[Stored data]
## start

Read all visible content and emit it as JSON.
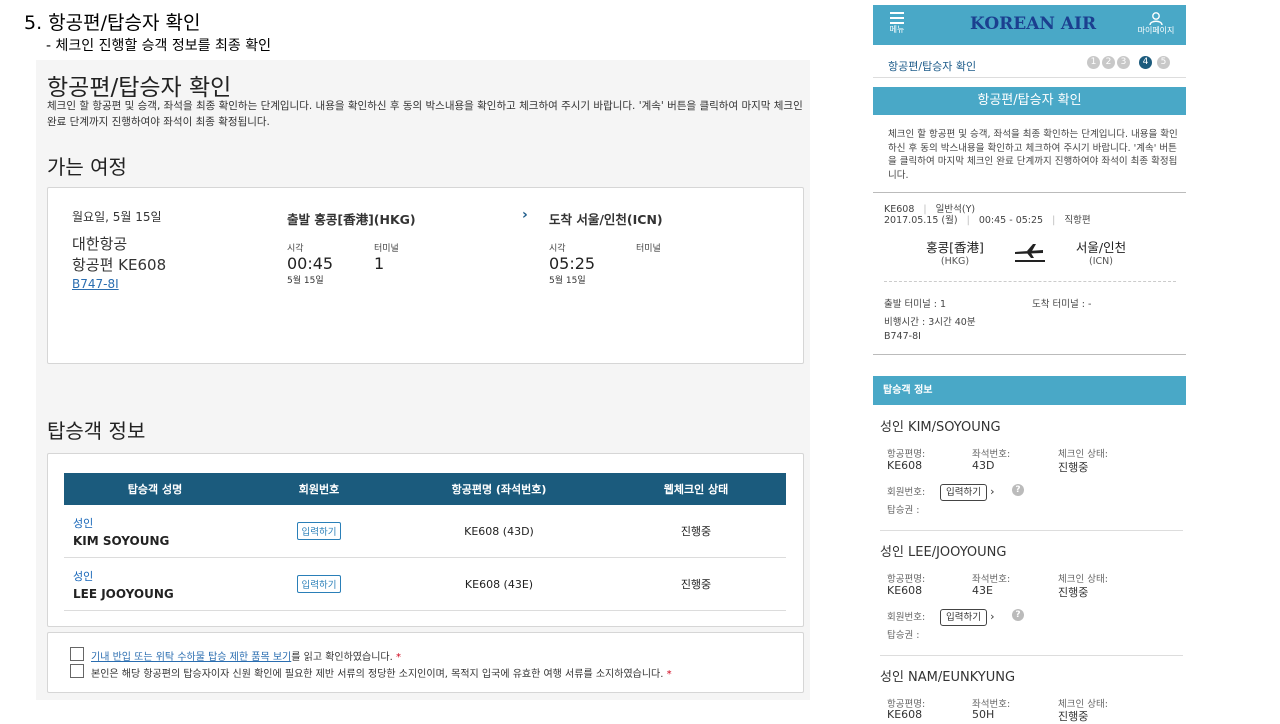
{
  "slide": {
    "title": "5. 항공편/탑승자 확인",
    "subtitle": "- 체크인 진행할 승객 정보를 최종 확인"
  },
  "left": {
    "page_title": "항공편/탑승자 확인",
    "description": "체크인 할 항공편 및 승객, 좌석을 최종 확인하는 단계입니다. 내용을 확인하신 후 동의 박스내용을 확인하고 체크하여 주시기 바랍니다. '계속' 버튼을 클릭하여 마지막 체크인 완료 단계까지 진행하여야 좌석이 최종 확정됩니다.",
    "trip_heading": "가는 여정",
    "trip": {
      "date": "월요일, 5월 15일",
      "airline": "대한항공",
      "flight": "항공편 KE608",
      "aircraft": "B747-8I",
      "departure_title": "출발 홍콩[香港](HKG)",
      "arrival_title": "도착 서울/인천(ICN)",
      "time_label": "시각",
      "terminal_label": "터미널",
      "dep_time": "00:45",
      "dep_terminal": "1",
      "dep_date": "5월 15일",
      "arr_time": "05:25",
      "arr_date": "5월 15일",
      "chevron": "›"
    },
    "pax_heading": "탑승객 정보",
    "pax_table": {
      "headers": [
        "탑승객 성명",
        "회원번호",
        "항공편명 (좌석번호)",
        "웹체크인 상태"
      ],
      "rows": [
        {
          "type": "성인",
          "name": "KIM SOYOUNG",
          "button": "입력하기",
          "flight": "KE608 (43D)",
          "status": "진행중"
        },
        {
          "type": "성인",
          "name": "LEE JOOYOUNG",
          "button": "입력하기",
          "flight": "KE608 (43E)",
          "status": "진행중"
        }
      ]
    },
    "agreements": {
      "item1_link": "기내 반입 또는 위탁 수하물 탑승 제한 품목 보기",
      "item1_rest": "를 읽고 확인하였습니다.",
      "item2": "본인은 해당 항공편의 탑승자이자 신원 확인에 필요한 제반 서류의 정당한 소지인이며, 목적지 입국에 유효한 여행 서류를 소지하였습니다.",
      "required_mark": "*"
    }
  },
  "mobile": {
    "menu_label": "메뉴",
    "logo": "KOREAN AIR",
    "mypage_label": "마이페이지",
    "step_title": "항공편/탑승자 확인",
    "steps": [
      "1",
      "2",
      "3",
      "4",
      "5"
    ],
    "band_title": "항공편/탑승자 확인",
    "description": "체크인 할 항공편 및 승객, 좌석을 최종 확인하는 단계입니다. 내용을 확인하신 후 동의 박스내용을 확인하고 체크하여 주시기 바랍니다. '계속' 버튼을 클릭하여 마지막 체크인 완료 단계까지 진행하여야 좌석이 최종 확정됩니다.",
    "flight_no": "KE608",
    "cabin": "일반석(Y)",
    "date": "2017.05.15 (월)",
    "time_range": "00:45 - 05:25",
    "route_type": "직항편",
    "sep": "|",
    "from_city": "홍콩[香港]",
    "from_code": "(HKG)",
    "to_city": "서울/인천",
    "to_code": "(ICN)",
    "dep_terminal": "출발 터미널 : 1",
    "arr_terminal": "도착 터미널 : -",
    "duration": "비행시간 : 3시간 40분",
    "aircraft": "B747-8I",
    "pax_band": "탑승객 정보",
    "labels": {
      "flight": "항공편명:",
      "seat": "좌석번호:",
      "status": "체크인 상태:",
      "member": "회원번호:",
      "ticket": "탑승권 :"
    },
    "input_button": "입력하기",
    "help": "?",
    "passengers": [
      {
        "name": "성인 KIM/SOYOUNG",
        "flight": "KE608",
        "seat": "43D",
        "status": "진행중"
      },
      {
        "name": "성인 LEE/JOOYOUNG",
        "flight": "KE608",
        "seat": "43E",
        "status": "진행중"
      },
      {
        "name": "성인 NAM/EUNKYUNG",
        "flight": "KE608",
        "seat": "50H",
        "status": "진행중"
      }
    ]
  }
}
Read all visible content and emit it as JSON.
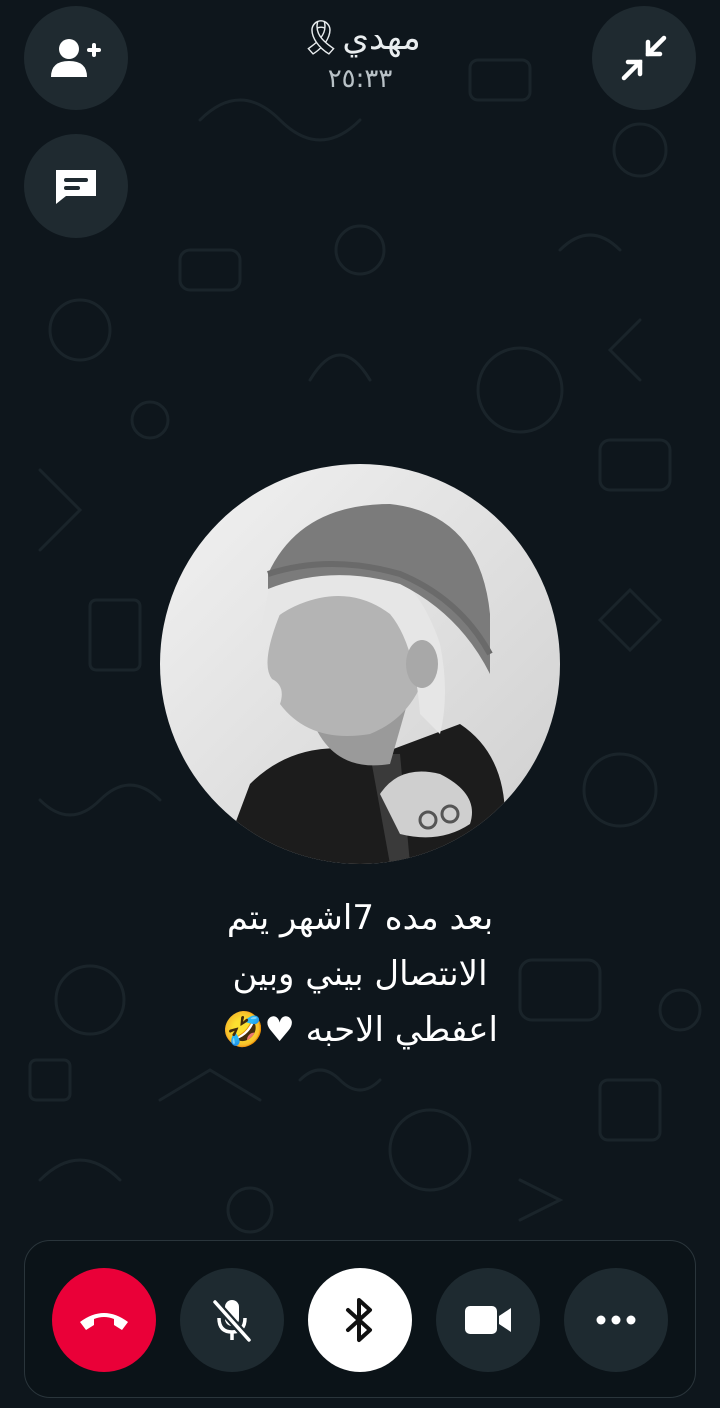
{
  "call": {
    "contact_name": "مهدي🎗",
    "timer": "٢٥:٣٣",
    "status_lines": [
      "بعد مده 7اشهر يتم",
      "الانتصال بيني وبين",
      "اعفطي الاحبه ♥🤣"
    ]
  },
  "buttons": {
    "add_participant": "person-add-icon",
    "message": "message-icon",
    "minimize": "minimize-arrows-icon",
    "end_call": "phone-hangup-icon",
    "mute": "mic-off-icon",
    "bluetooth": "bluetooth-icon",
    "video": "video-camera-icon",
    "more": "more-dots-icon"
  },
  "colors": {
    "background": "#0e161c",
    "button_bg": "#1e2a30",
    "end_call": "#ea0038",
    "bluetooth_active": "#ffffff",
    "text": "#e9edef"
  }
}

## end

SET PROBLEM: Every line of the data should be copied as it stands, without the images.

RESPONSE TO THIS EXERCISE:
Read all visible content and emit it as JSON.
{
  "slide": {
    "title": "5. 항공편/탑승자 확인",
    "subtitle": "- 체크인 진행할 승객 정보를 최종 확인"
  },
  "left": {
    "page_title": "항공편/탑승자 확인",
    "description": "체크인 할 항공편 및 승객, 좌석을 최종 확인하는 단계입니다. 내용을 확인하신 후 동의 박스내용을 확인하고 체크하여 주시기 바랍니다. '계속' 버튼을 클릭하여 마지막 체크인 완료 단계까지 진행하여야 좌석이 최종 확정됩니다.",
    "trip_heading": "가는 여정",
    "trip": {
      "date": "월요일, 5월 15일",
      "airline": "대한항공",
      "flight": "항공편 KE608",
      "aircraft": "B747-8I",
      "departure_title": "출발 홍콩[香港](HKG)",
      "arrival_title": "도착 서울/인천(ICN)",
      "time_label": "시각",
      "terminal_label": "터미널",
      "dep_time": "00:45",
      "dep_terminal": "1",
      "dep_date": "5월 15일",
      "arr_time": "05:25",
      "arr_date": "5월 15일",
      "chevron": "›"
    },
    "pax_heading": "탑승객 정보",
    "pax_table": {
      "headers": [
        "탑승객 성명",
        "회원번호",
        "항공편명 (좌석번호)",
        "웹체크인 상태"
      ],
      "rows": [
        {
          "type": "성인",
          "name": "KIM SOYOUNG",
          "button": "입력하기",
          "flight": "KE608 (43D)",
          "status": "진행중"
        },
        {
          "type": "성인",
          "name": "LEE JOOYOUNG",
          "button": "입력하기",
          "flight": "KE608 (43E)",
          "status": "진행중"
        }
      ]
    },
    "agreements": {
      "item1_link": "기내 반입 또는 위탁 수하물 탑승 제한 품목 보기",
      "item1_rest": "를 읽고 확인하였습니다.",
      "item2": "본인은 해당 항공편의 탑승자이자 신원 확인에 필요한 제반 서류의 정당한 소지인이며, 목적지 입국에 유효한 여행 서류를 소지하였습니다.",
      "required_mark": "*"
    }
  },
  "mobile": {
    "menu_label": "메뉴",
    "logo": "KOREAN AIR",
    "mypage_label": "마이페이지",
    "step_title": "항공편/탑승자 확인",
    "steps": [
      "1",
      "2",
      "3",
      "4",
      "5"
    ],
    "band_title": "항공편/탑승자 확인",
    "description": "체크인 할 항공편 및 승객, 좌석을 최종 확인하는 단계입니다. 내용을 확인하신 후 동의 박스내용을 확인하고 체크하여 주시기 바랍니다. '계속' 버튼을 클릭하여 마지막 체크인 완료 단계까지 진행하여야 좌석이 최종 확정됩니다.",
    "flight_no": "KE608",
    "cabin": "일반석(Y)",
    "date": "2017.05.15 (월)",
    "time_range": "00:45 - 05:25",
    "route_type": "직항편",
    "sep": "|",
    "from_city": "홍콩[香港]",
    "from_code": "(HKG)",
    "to_city": "서울/인천",
    "to_code": "(ICN)",
    "dep_terminal": "출발 터미널 : 1",
    "arr_terminal": "도착 터미널 : -",
    "duration": "비행시간 : 3시간 40분",
    "aircraft": "B747-8I",
    "pax_band": "탑승객 정보",
    "labels": {
      "flight": "항공편명:",
      "seat": "좌석번호:",
      "status": "체크인 상태:",
      "member": "회원번호:",
      "ticket": "탑승권 :"
    },
    "input_button": "입력하기",
    "help": "?",
    "passengers": [
      {
        "name": "성인 KIM/SOYOUNG",
        "flight": "KE608",
        "seat": "43D",
        "status": "진행중"
      },
      {
        "name": "성인 LEE/JOOYOUNG",
        "flight": "KE608",
        "seat": "43E",
        "status": "진행중"
      },
      {
        "name": "성인 NAM/EUNKYUNG",
        "flight": "KE608",
        "seat": "50H",
        "status": "진행중"
      }
    ]
  }
}
Read all visible content and emit it as JSON.
{
  "call": {
    "contact_name": "مهدي🎗",
    "timer": "٢٥:٣٣",
    "status_lines": [
      "بعد مده 7اشهر يتم",
      "الانتصال بيني وبين",
      "اعفطي الاحبه ♥🤣"
    ]
  },
  "buttons": {
    "add_participant": "person-add-icon",
    "message": "message-icon",
    "minimize": "minimize-arrows-icon",
    "end_call": "phone-hangup-icon",
    "mute": "mic-off-icon",
    "bluetooth": "bluetooth-icon",
    "video": "video-camera-icon",
    "more": "more-dots-icon"
  },
  "colors": {
    "background": "#0e161c",
    "button_bg": "#1e2a30",
    "end_call": "#ea0038",
    "bluetooth_active": "#ffffff",
    "text": "#e9edef"
  }
}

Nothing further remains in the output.